Collection entries:

==================================================

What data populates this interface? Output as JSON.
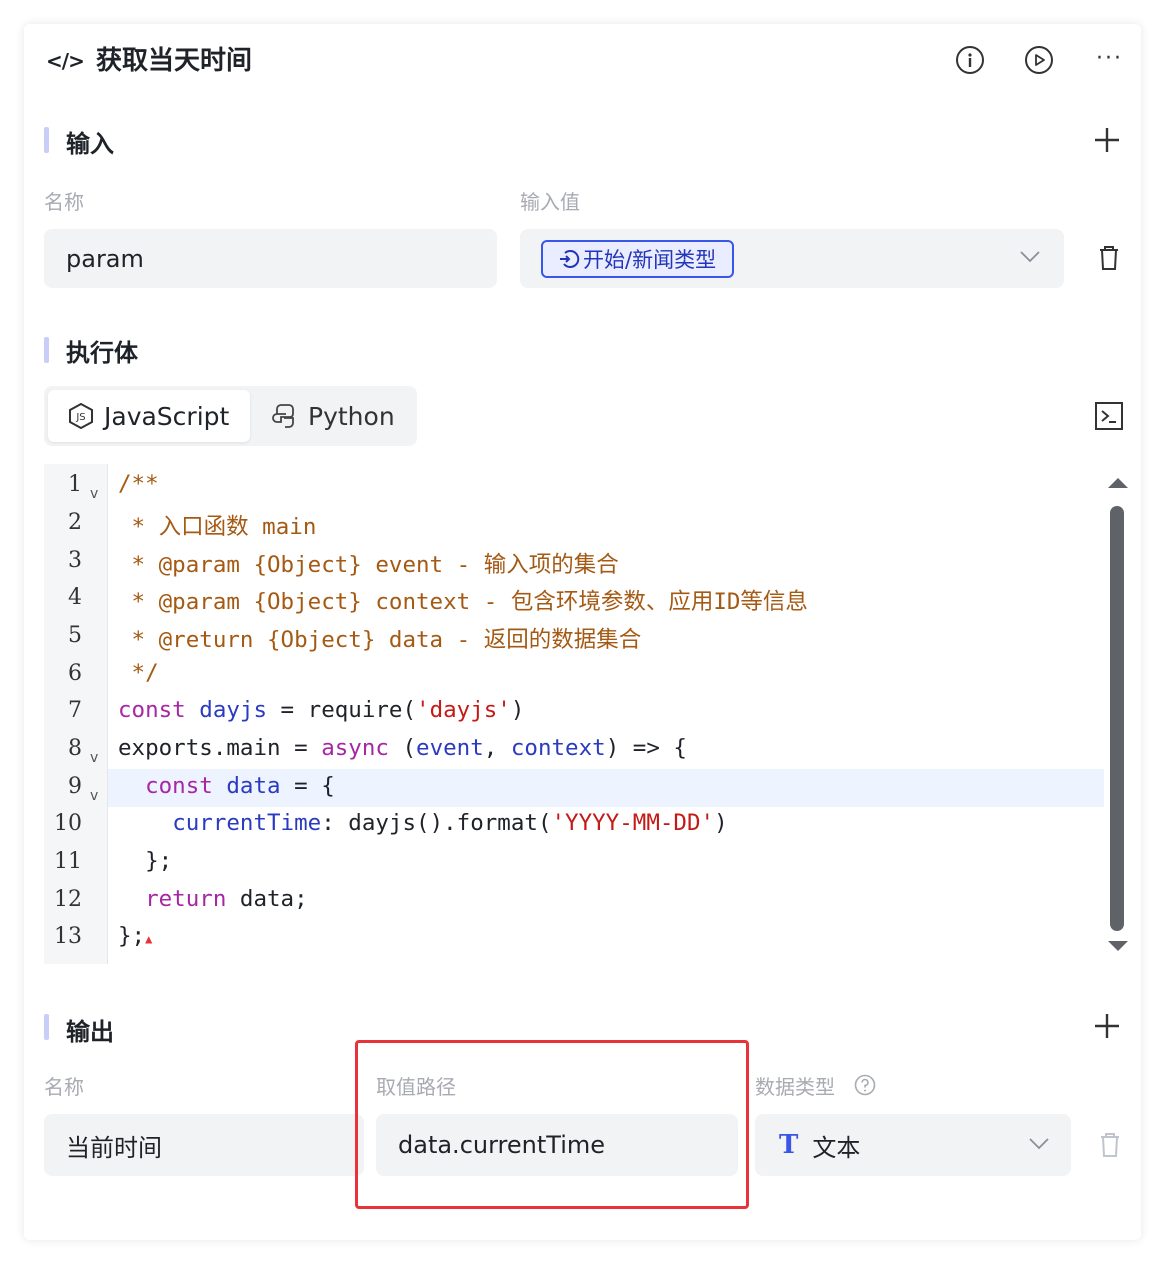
{
  "header": {
    "title": "获取当天时间",
    "code_icon_glyph": "</>",
    "more_glyph": "···"
  },
  "input_section": {
    "title": "输入",
    "name_label": "名称",
    "value_label": "输入值",
    "param_name": "param",
    "param_value_tag": "开始/新闻类型"
  },
  "exec_section": {
    "title": "执行体",
    "tabs": [
      {
        "label": "JavaScript",
        "active": true
      },
      {
        "label": "Python",
        "active": false
      }
    ]
  },
  "code": {
    "line_numbers": [
      "1",
      "2",
      "3",
      "4",
      "5",
      "6",
      "7",
      "8",
      "9",
      "10",
      "11",
      "12",
      "13"
    ],
    "active_line": 9
  },
  "output_section": {
    "title": "输出",
    "name_label": "名称",
    "path_label": "取值路径",
    "type_label": "数据类型",
    "output_name": "当前时间",
    "output_path": "data.currentTime",
    "type_icon_glyph": "T",
    "type_value": "文本"
  },
  "colors": {
    "accent_border": "#3a56e8",
    "highlight_red": "#e8333b",
    "section_bar": "#c9cef9"
  }
}
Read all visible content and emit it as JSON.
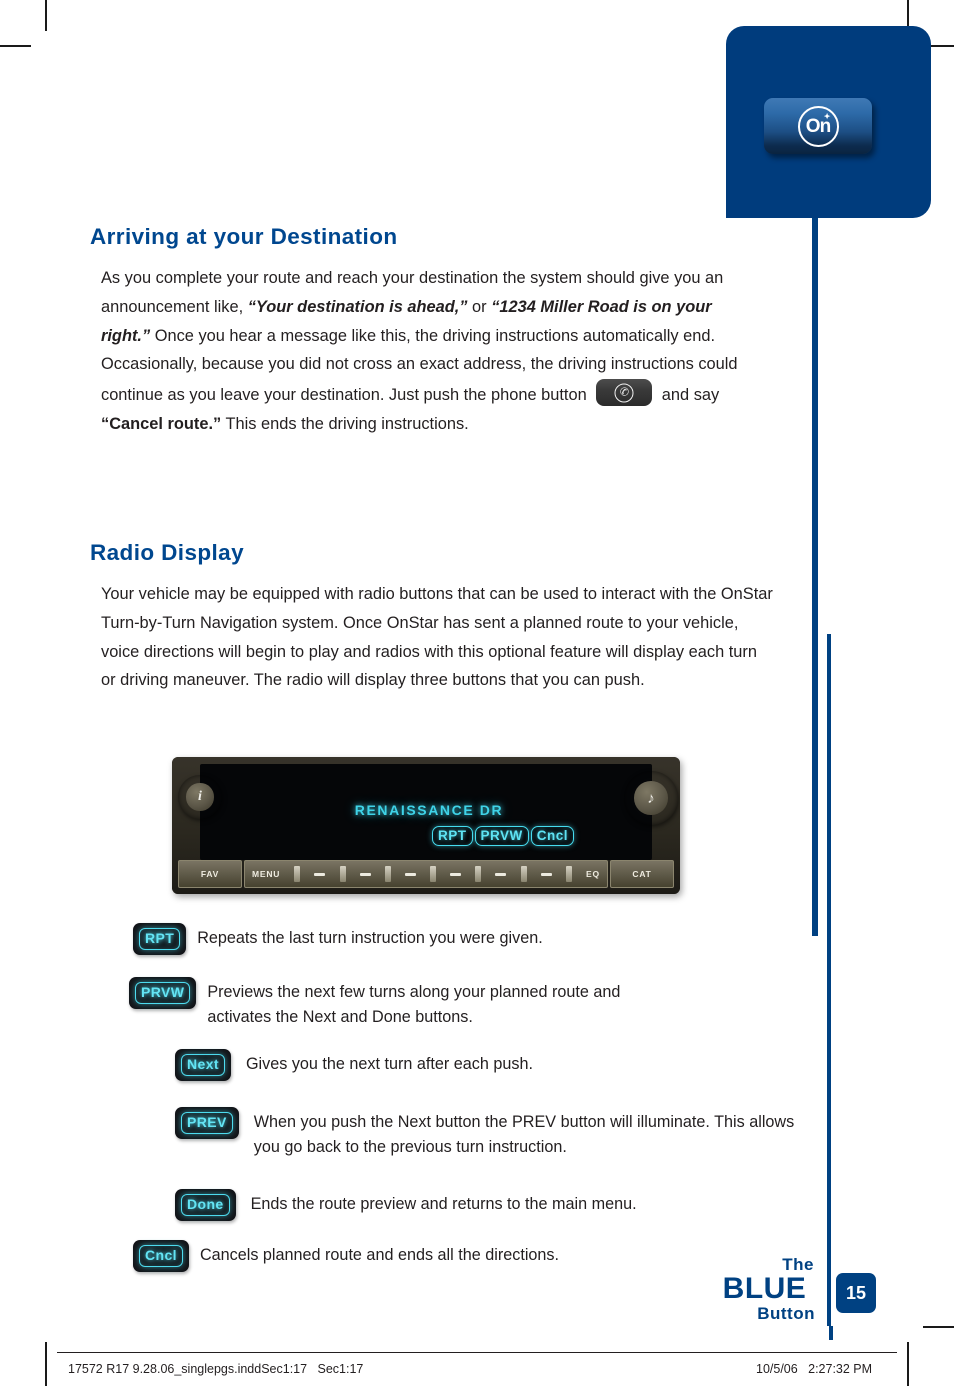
{
  "page": {
    "number": "15",
    "brand_logo": {
      "line1": "The",
      "line2": "BLUE",
      "line3": "Button"
    },
    "accent_blue": "#004182",
    "heading_blue": "#00478f",
    "display_cyan": "#4fdcef"
  },
  "onstar": {
    "logo_text": "On",
    "star_glyph": "✦"
  },
  "sections": [
    {
      "heading": "Arriving at your Destination",
      "paragraph_parts": [
        {
          "type": "text",
          "value": "As you complete your route and reach your destination the system should give you an announcement like, "
        },
        {
          "type": "italic",
          "value": "“Your destination is ahead,”"
        },
        {
          "type": "text",
          "value": " or "
        },
        {
          "type": "italic",
          "value": "“1234 Miller Road is on your right.”"
        },
        {
          "type": "text",
          "value": " Once you hear a message like this, the driving instructions automatically end. Occasionally, because you did not cross an exact address, the driving instructions could continue as you leave your destination. Just push the phone button "
        },
        {
          "type": "icon",
          "value": "phone-button"
        },
        {
          "type": "text",
          "value": " and say "
        },
        {
          "type": "quote",
          "value": "“Cancel route.”"
        },
        {
          "type": "text",
          "value": " This ends the driving instructions."
        }
      ]
    },
    {
      "heading": "Radio Display",
      "paragraph": "Your vehicle may be equipped with radio buttons that can be used to interact with the OnStar Turn-by-Turn Navigation system. Once OnStar has sent a planned route to your vehicle, voice directions will begin to play and radios with this optional feature will display each turn or driving maneuver. The radio will display three buttons that you can push."
    }
  ],
  "radio_photo": {
    "street_name": "RENAISSANCE DR",
    "softkeys": [
      "RPT",
      "PRVW",
      "Cncl"
    ],
    "left_knob_glyph": "i",
    "right_knob_glyph": "♪",
    "lower_buttons": {
      "fav": "FAV",
      "menu": "MENU",
      "eq": "EQ",
      "cat": "CAT"
    }
  },
  "button_list": [
    {
      "label": "RPT",
      "description": "Repeats the last turn instruction you were given."
    },
    {
      "label": "PRVW",
      "description": "Previews the next few turns along your planned route and activates the Next and Done buttons."
    },
    {
      "label": "Next",
      "description": "Gives you the next turn after each push."
    },
    {
      "label": "PREV",
      "description": "When you push the Next button the PREV button will illuminate. This allows you go back to the previous turn instruction."
    },
    {
      "label": "Done",
      "description": "Ends the route preview and returns to the main menu."
    },
    {
      "label": "Cncl",
      "description": "Cancels planned route and ends all the directions."
    }
  ],
  "footer": {
    "left": "17572 R17 9.28.06_singlepgs.inddSec1:17   Sec1:17",
    "right": "10/5/06   2:27:32 PM"
  }
}
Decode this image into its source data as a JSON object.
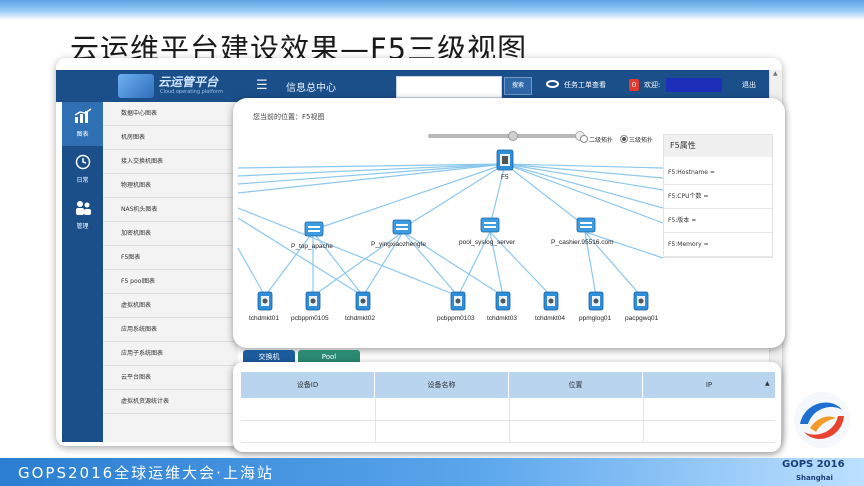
{
  "slide": {
    "title": "云运维平台建设效果—F5三级视图",
    "conference": "GOPS2016全球运维大会·上海站",
    "brand": "GOPS 2016",
    "brand_city": "Shanghai"
  },
  "header": {
    "logo_title": "云运管平台",
    "logo_subtitle": "Cloud operating platform",
    "section": "信息总中心",
    "search_placeholder": "",
    "search_button": "搜索",
    "task_label": "任务工单查看",
    "badge_count": "0",
    "welcome": "欢迎:",
    "logout": "退出"
  },
  "side_nav": [
    {
      "label": "图表",
      "icon": "bar-chart-icon"
    },
    {
      "label": "日常",
      "icon": "clock-icon"
    },
    {
      "label": "管理",
      "icon": "users-icon"
    }
  ],
  "side_menu": [
    "数据中心图表",
    "机房图表",
    "接入交换机图表",
    "物理机图表",
    "NAS机头图表",
    "加密机图表",
    "F5图表",
    "F5 pool图表",
    "虚拟机图表",
    "应用系统图表",
    "应用子系统图表",
    "云平台图表",
    "虚拟机资源统计表"
  ],
  "view": {
    "breadcrumb": "您当前的位置：F5视图",
    "radio_two": "二级拓扑",
    "radio_three": "三级拓扑",
    "root_node": "F5",
    "pools": [
      "P_top_apache",
      "P_yingxiaozhengfe",
      "pool_syslog_server",
      "P_cashier.95516.com"
    ],
    "hosts": [
      "tchdmkt01",
      "pcbppm0105",
      "tchdmkt02",
      "pcbppm0103",
      "tchdmkt03",
      "tchdmkt04",
      "ppmglog01",
      "pacpgwq01"
    ]
  },
  "properties": {
    "title": "F5属性",
    "rows": [
      "F5:Hostname =",
      "F5:CPU个数 =",
      "F5:版本 =",
      "F5:Memory ="
    ]
  },
  "lower": {
    "tabs": [
      "交换机",
      "Pool"
    ],
    "columns": [
      "设备ID",
      "设备名称",
      "位置",
      "IP"
    ]
  },
  "colors": {
    "nav_blue": "#1b4f8a",
    "link_blue": "#8cc8ee",
    "node_blue": "#2e8fd8",
    "table_header": "#b9d4ee"
  }
}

==================================================

_Problem requirements_
Repeat the data exactly, dropping every picture it holds.

_Result_
What data populates this interface? Output as JSON.
{
  "header": {
    "title": "获取当天时间",
    "code_icon_glyph": "</>",
    "more_glyph": "···"
  },
  "input_section": {
    "title": "输入",
    "name_label": "名称",
    "value_label": "输入值",
    "param_name": "param",
    "param_value_tag": "开始/新闻类型"
  },
  "exec_section": {
    "title": "执行体",
    "tabs": [
      {
        "label": "JavaScript",
        "active": true
      },
      {
        "label": "Python",
        "active": false
      }
    ]
  },
  "code": {
    "line_numbers": [
      "1",
      "2",
      "3",
      "4",
      "5",
      "6",
      "7",
      "8",
      "9",
      "10",
      "11",
      "12",
      "13"
    ],
    "active_line": 9
  },
  "output_section": {
    "title": "输出",
    "name_label": "名称",
    "path_label": "取值路径",
    "type_label": "数据类型",
    "output_name": "当前时间",
    "output_path": "data.currentTime",
    "type_icon_glyph": "T",
    "type_value": "文本"
  },
  "colors": {
    "accent_border": "#3a56e8",
    "highlight_red": "#e8333b",
    "section_bar": "#c9cef9"
  }
}
Read all visible content and emit it as JSON.
{
  "page": {
    "number": "15",
    "brand_logo": {
      "line1": "The",
      "line2": "BLUE",
      "line3": "Button"
    },
    "accent_blue": "#004182",
    "heading_blue": "#00478f",
    "display_cyan": "#4fdcef"
  },
  "onstar": {
    "logo_text": "On",
    "star_glyph": "✦"
  },
  "sections": [
    {
      "heading": "Arriving at your Destination",
      "paragraph_parts": [
        {
          "type": "text",
          "value": "As you complete your route and reach your destination the system should give you an announcement like, "
        },
        {
          "type": "italic",
          "value": "“Your destination is ahead,”"
        },
        {
          "type": "text",
          "value": " or "
        },
        {
          "type": "italic",
          "value": "“1234 Miller Road is on your right.”"
        },
        {
          "type": "text",
          "value": " Once you hear a message like this, the driving instructions automatically end. Occasionally, because you did not cross an exact address, the driving instructions could continue as you leave your destination. Just push the phone button "
        },
        {
          "type": "icon",
          "value": "phone-button"
        },
        {
          "type": "text",
          "value": " and say "
        },
        {
          "type": "quote",
          "value": "“Cancel route.”"
        },
        {
          "type": "text",
          "value": " This ends the driving instructions."
        }
      ]
    },
    {
      "heading": "Radio Display",
      "paragraph": "Your vehicle may be equipped with radio buttons that can be used to interact with the OnStar Turn-by-Turn Navigation system. Once OnStar has sent a planned route to your vehicle, voice directions will begin to play and radios with this optional feature will display each turn or driving maneuver. The radio will display three buttons that you can push."
    }
  ],
  "radio_photo": {
    "street_name": "RENAISSANCE DR",
    "softkeys": [
      "RPT",
      "PRVW",
      "Cncl"
    ],
    "left_knob_glyph": "i",
    "right_knob_glyph": "♪",
    "lower_buttons": {
      "fav": "FAV",
      "menu": "MENU",
      "eq": "EQ",
      "cat": "CAT"
    }
  },
  "button_list": [
    {
      "label": "RPT",
      "description": "Repeats the last turn instruction you were given."
    },
    {
      "label": "PRVW",
      "description": "Previews the next few turns along your planned route and activates the Next and Done buttons."
    },
    {
      "label": "Next",
      "description": "Gives you the next turn after each push."
    },
    {
      "label": "PREV",
      "description": "When you push the Next button the PREV button will illuminate. This allows you go back to the previous turn instruction."
    },
    {
      "label": "Done",
      "description": "Ends the route preview and returns to the main menu."
    },
    {
      "label": "Cncl",
      "description": "Cancels planned route and ends all the directions."
    }
  ],
  "footer": {
    "left": "17572 R17 9.28.06_singlepgs.inddSec1:17   Sec1:17",
    "right": "10/5/06   2:27:32 PM"
  }
}
Decode this image into its source data as a JSON object.
{
  "slide": {
    "title": "云运维平台建设效果—F5三级视图",
    "conference": "GOPS2016全球运维大会·上海站",
    "brand": "GOPS 2016",
    "brand_city": "Shanghai"
  },
  "header": {
    "logo_title": "云运管平台",
    "logo_subtitle": "Cloud operating platform",
    "section": "信息总中心",
    "search_placeholder": "",
    "search_button": "搜索",
    "task_label": "任务工单查看",
    "badge_count": "0",
    "welcome": "欢迎:",
    "logout": "退出"
  },
  "side_nav": [
    {
      "label": "图表",
      "icon": "bar-chart-icon"
    },
    {
      "label": "日常",
      "icon": "clock-icon"
    },
    {
      "label": "管理",
      "icon": "users-icon"
    }
  ],
  "side_menu": [
    "数据中心图表",
    "机房图表",
    "接入交换机图表",
    "物理机图表",
    "NAS机头图表",
    "加密机图表",
    "F5图表",
    "F5 pool图表",
    "虚拟机图表",
    "应用系统图表",
    "应用子系统图表",
    "云平台图表",
    "虚拟机资源统计表"
  ],
  "view": {
    "breadcrumb": "您当前的位置：F5视图",
    "radio_two": "二级拓扑",
    "radio_three": "三级拓扑",
    "root_node": "F5",
    "pools": [
      "P_top_apache",
      "P_yingxiaozhengfe",
      "pool_syslog_server",
      "P_cashier.95516.com"
    ],
    "hosts": [
      "tchdmkt01",
      "pcbppm0105",
      "tchdmkt02",
      "pcbppm0103",
      "tchdmkt03",
      "tchdmkt04",
      "ppmglog01",
      "pacpgwq01"
    ]
  },
  "properties": {
    "title": "F5属性",
    "rows": [
      "F5:Hostname =",
      "F5:CPU个数 =",
      "F5:版本 =",
      "F5:Memory ="
    ]
  },
  "lower": {
    "tabs": [
      "交换机",
      "Pool"
    ],
    "columns": [
      "设备ID",
      "设备名称",
      "位置",
      "IP"
    ]
  },
  "colors": {
    "nav_blue": "#1b4f8a",
    "link_blue": "#8cc8ee",
    "node_blue": "#2e8fd8",
    "table_header": "#b9d4ee"
  }
}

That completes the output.